* **MATERIAL SUPPLIED**:
_ _ _ _ _ _ _

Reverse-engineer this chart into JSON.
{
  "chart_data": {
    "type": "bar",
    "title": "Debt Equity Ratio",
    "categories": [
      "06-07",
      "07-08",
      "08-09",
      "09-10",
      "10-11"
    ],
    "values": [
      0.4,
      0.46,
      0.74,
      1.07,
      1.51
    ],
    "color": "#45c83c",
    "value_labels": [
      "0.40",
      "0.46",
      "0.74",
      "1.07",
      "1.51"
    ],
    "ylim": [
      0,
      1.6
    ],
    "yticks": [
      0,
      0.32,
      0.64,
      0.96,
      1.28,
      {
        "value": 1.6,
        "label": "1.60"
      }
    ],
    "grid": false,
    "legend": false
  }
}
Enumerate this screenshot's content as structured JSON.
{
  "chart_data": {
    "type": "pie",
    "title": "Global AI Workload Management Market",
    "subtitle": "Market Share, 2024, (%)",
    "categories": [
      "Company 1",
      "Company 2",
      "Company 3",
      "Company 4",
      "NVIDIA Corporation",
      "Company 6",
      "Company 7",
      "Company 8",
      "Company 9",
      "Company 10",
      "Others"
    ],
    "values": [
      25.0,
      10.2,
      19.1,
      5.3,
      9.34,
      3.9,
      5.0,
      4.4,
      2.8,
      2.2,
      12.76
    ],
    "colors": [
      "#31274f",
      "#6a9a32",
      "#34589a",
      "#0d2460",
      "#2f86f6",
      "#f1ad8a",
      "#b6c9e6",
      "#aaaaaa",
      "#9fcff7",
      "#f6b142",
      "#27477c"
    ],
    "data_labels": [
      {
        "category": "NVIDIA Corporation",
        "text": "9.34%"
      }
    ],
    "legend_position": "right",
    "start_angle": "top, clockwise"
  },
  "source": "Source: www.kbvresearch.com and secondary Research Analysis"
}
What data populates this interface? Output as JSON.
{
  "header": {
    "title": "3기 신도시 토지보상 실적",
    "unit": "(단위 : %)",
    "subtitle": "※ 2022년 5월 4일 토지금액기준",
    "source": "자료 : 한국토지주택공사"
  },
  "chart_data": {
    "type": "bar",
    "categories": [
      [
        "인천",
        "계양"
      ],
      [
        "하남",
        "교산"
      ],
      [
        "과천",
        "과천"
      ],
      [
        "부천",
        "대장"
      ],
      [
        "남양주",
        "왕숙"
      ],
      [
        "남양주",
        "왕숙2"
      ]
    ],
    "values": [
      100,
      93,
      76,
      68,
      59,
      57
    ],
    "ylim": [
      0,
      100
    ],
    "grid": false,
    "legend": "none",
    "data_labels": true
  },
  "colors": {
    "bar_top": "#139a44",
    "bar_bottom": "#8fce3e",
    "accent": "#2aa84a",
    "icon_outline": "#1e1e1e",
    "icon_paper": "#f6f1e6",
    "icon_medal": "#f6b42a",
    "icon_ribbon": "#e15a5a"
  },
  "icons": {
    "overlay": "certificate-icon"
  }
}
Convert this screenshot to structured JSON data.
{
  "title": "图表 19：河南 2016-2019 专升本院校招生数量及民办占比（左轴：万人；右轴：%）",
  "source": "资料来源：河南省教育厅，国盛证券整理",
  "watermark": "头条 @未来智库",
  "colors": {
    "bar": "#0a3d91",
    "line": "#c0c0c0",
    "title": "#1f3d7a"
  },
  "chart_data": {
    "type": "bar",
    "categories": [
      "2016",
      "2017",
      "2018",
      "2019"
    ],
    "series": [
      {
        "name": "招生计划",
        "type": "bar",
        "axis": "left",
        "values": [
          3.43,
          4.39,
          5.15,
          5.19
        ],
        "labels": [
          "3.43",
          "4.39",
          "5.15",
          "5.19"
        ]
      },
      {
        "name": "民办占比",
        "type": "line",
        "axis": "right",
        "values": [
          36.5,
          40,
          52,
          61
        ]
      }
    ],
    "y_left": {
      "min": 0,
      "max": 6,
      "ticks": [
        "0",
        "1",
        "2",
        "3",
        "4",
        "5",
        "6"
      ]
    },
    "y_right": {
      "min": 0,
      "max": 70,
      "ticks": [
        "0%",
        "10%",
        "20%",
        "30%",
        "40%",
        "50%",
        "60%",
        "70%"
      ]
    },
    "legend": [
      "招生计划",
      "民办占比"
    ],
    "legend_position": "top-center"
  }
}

_ _ _ _ _ _ _

Count each line of the data where the word "structured" appears, then reply with the total only.

* **OUTPUT FOR THIS TASK**:
2